Work required
Write out all of the records below, reproducing every line word for word.

Record set
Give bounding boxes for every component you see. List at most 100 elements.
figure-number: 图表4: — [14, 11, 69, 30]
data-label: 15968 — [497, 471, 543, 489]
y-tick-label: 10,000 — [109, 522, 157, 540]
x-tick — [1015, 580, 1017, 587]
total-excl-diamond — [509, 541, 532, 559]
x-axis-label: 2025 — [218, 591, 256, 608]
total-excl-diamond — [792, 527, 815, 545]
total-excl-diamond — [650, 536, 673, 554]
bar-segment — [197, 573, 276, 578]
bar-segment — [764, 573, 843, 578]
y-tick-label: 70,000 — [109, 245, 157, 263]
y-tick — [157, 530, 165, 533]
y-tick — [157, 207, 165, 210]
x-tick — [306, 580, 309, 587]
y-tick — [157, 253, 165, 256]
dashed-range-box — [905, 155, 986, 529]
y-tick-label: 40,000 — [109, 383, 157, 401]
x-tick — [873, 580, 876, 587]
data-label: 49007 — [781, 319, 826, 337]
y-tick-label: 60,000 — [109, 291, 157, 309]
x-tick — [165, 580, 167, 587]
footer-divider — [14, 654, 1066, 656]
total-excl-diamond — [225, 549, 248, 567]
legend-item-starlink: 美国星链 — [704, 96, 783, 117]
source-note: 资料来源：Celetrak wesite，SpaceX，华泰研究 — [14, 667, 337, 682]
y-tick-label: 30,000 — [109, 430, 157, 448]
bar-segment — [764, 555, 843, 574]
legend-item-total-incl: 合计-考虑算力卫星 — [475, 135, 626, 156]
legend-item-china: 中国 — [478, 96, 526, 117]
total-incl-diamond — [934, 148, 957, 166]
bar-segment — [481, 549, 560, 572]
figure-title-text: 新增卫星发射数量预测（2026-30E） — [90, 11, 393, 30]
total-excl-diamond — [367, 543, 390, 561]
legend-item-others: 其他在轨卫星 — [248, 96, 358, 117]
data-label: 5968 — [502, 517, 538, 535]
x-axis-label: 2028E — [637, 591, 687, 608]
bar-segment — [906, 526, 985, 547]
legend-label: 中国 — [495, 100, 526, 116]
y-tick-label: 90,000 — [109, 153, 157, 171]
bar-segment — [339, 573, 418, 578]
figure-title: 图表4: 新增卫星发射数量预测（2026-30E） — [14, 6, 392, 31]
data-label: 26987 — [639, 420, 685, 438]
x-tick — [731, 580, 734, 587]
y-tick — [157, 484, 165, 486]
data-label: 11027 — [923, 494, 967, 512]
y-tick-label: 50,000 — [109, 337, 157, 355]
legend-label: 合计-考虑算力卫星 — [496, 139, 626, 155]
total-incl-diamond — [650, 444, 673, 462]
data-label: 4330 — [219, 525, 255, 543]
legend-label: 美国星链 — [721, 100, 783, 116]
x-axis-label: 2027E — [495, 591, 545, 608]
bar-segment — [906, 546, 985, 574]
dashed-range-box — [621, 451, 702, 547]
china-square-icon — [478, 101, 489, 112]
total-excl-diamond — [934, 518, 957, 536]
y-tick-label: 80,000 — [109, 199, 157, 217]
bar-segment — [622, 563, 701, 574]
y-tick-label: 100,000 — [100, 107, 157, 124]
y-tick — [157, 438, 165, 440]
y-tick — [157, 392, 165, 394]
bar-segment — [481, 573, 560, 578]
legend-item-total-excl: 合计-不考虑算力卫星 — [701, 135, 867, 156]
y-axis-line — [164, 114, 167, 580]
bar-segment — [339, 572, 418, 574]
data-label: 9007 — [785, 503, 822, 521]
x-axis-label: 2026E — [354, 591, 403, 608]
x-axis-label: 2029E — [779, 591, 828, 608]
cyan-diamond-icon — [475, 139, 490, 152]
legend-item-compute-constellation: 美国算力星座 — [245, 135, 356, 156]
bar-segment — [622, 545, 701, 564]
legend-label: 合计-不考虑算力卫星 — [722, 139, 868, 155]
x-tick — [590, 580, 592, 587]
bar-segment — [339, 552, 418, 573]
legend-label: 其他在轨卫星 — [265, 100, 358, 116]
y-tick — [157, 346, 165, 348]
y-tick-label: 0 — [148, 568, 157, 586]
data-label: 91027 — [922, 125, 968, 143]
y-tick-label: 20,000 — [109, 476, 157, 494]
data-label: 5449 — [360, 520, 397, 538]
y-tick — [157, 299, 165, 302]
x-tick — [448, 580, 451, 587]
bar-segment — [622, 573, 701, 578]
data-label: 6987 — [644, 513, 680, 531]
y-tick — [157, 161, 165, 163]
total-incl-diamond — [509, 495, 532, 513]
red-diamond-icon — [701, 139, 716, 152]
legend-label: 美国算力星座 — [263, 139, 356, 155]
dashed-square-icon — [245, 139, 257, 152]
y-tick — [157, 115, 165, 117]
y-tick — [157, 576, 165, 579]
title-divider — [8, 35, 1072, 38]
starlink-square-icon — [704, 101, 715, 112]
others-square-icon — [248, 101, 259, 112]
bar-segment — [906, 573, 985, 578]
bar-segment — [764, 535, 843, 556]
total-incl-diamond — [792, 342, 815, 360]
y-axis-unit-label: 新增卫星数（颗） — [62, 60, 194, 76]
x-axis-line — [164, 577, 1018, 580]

Exercise output
Give bounding boxes for every component you see. List at most 100 elements.
figure-number: 图表4: — [14, 11, 69, 30]
data-label: 15968 — [497, 471, 543, 489]
y-tick-label: 10,000 — [109, 522, 157, 540]
x-tick — [1015, 580, 1017, 587]
total-excl-diamond — [509, 541, 532, 559]
x-axis-label: 2025 — [218, 591, 256, 608]
total-excl-diamond — [792, 527, 815, 545]
total-excl-diamond — [650, 536, 673, 554]
bar-segment — [197, 573, 276, 578]
bar-segment — [764, 573, 843, 578]
y-tick-label: 70,000 — [109, 245, 157, 263]
y-tick — [157, 530, 165, 533]
y-tick — [157, 207, 165, 210]
x-tick — [306, 580, 309, 587]
y-tick — [157, 253, 165, 256]
dashed-range-box — [905, 155, 986, 529]
y-tick-label: 40,000 — [109, 383, 157, 401]
x-tick — [873, 580, 876, 587]
data-label: 49007 — [781, 319, 826, 337]
y-tick-label: 60,000 — [109, 291, 157, 309]
x-tick — [165, 580, 167, 587]
footer-divider — [14, 654, 1066, 656]
total-excl-diamond — [225, 549, 248, 567]
legend-item-starlink: 美国星链 — [704, 96, 783, 117]
source-note: 资料来源：Celetrak wesite，SpaceX，华泰研究 — [14, 667, 337, 682]
y-tick-label: 30,000 — [109, 430, 157, 448]
bar-segment — [764, 555, 843, 574]
legend-item-total-incl: 合计-考虑算力卫星 — [475, 135, 626, 156]
legend-item-china: 中国 — [478, 96, 526, 117]
total-incl-diamond — [934, 148, 957, 166]
bar-segment — [481, 549, 560, 572]
figure-title-text: 新增卫星发射数量预测（2026-30E） — [90, 11, 393, 30]
total-excl-diamond — [367, 543, 390, 561]
legend-item-others: 其他在轨卫星 — [248, 96, 358, 117]
data-label: 5968 — [502, 517, 538, 535]
x-axis-label: 2028E — [637, 591, 687, 608]
bar-segment — [906, 526, 985, 547]
legend-label: 中国 — [495, 100, 526, 116]
y-tick-label: 90,000 — [109, 153, 157, 171]
bar-segment — [339, 573, 418, 578]
figure-title: 图表4: 新增卫星发射数量预测（2026-30E） — [14, 6, 392, 31]
data-label: 26987 — [639, 420, 685, 438]
x-tick — [731, 580, 734, 587]
y-tick — [157, 484, 165, 486]
data-label: 11027 — [923, 494, 967, 512]
y-tick-label: 50,000 — [109, 337, 157, 355]
legend-label: 合计-考虑算力卫星 — [496, 139, 626, 155]
total-incl-diamond — [650, 444, 673, 462]
data-label: 4330 — [219, 525, 255, 543]
legend-label: 美国星链 — [721, 100, 783, 116]
x-axis-label: 2027E — [495, 591, 545, 608]
bar-segment — [906, 546, 985, 574]
dashed-range-box — [621, 451, 702, 547]
china-square-icon — [478, 101, 489, 112]
total-excl-diamond — [934, 518, 957, 536]
y-tick-label: 80,000 — [109, 199, 157, 217]
bar-segment — [622, 563, 701, 574]
y-tick-label: 100,000 — [100, 107, 157, 124]
y-tick — [157, 438, 165, 440]
y-tick — [157, 392, 165, 394]
bar-segment — [481, 573, 560, 578]
legend-item-total-excl: 合计-不考虑算力卫星 — [701, 135, 867, 156]
y-axis-line — [164, 114, 167, 580]
bar-segment — [339, 572, 418, 574]
data-label: 9007 — [785, 503, 822, 521]
x-axis-label: 2026E — [354, 591, 403, 608]
x-axis-label: 2029E — [779, 591, 828, 608]
cyan-diamond-icon — [475, 139, 490, 152]
legend-item-compute-constellation: 美国算力星座 — [245, 135, 356, 156]
bar-segment — [622, 545, 701, 564]
legend-label: 合计-不考虑算力卫星 — [722, 139, 868, 155]
x-tick — [590, 580, 592, 587]
bar-segment — [339, 552, 418, 573]
legend-label: 其他在轨卫星 — [265, 100, 358, 116]
y-tick — [157, 346, 165, 348]
y-tick-label: 0 — [148, 568, 157, 586]
data-label: 91027 — [922, 125, 968, 143]
y-tick-label: 20,000 — [109, 476, 157, 494]
data-label: 5449 — [360, 520, 397, 538]
y-tick — [157, 299, 165, 302]
x-tick — [448, 580, 451, 587]
bar-segment — [622, 573, 701, 578]
data-label: 6987 — [644, 513, 680, 531]
y-tick — [157, 161, 165, 163]
total-incl-diamond — [509, 495, 532, 513]
red-diamond-icon — [701, 139, 716, 152]
legend-label: 美国算力星座 — [263, 139, 356, 155]
dashed-square-icon — [245, 139, 257, 152]
y-tick — [157, 115, 165, 117]
y-tick — [157, 576, 165, 579]
title-divider — [8, 35, 1072, 38]
starlink-square-icon — [704, 101, 715, 112]
others-square-icon — [248, 101, 259, 112]
bar-segment — [906, 573, 985, 578]
bar-segment — [764, 535, 843, 556]
total-incl-diamond — [792, 342, 815, 360]
y-axis-unit-label: 新增卫星数（颗） — [62, 60, 194, 76]
x-axis-line — [164, 577, 1018, 580]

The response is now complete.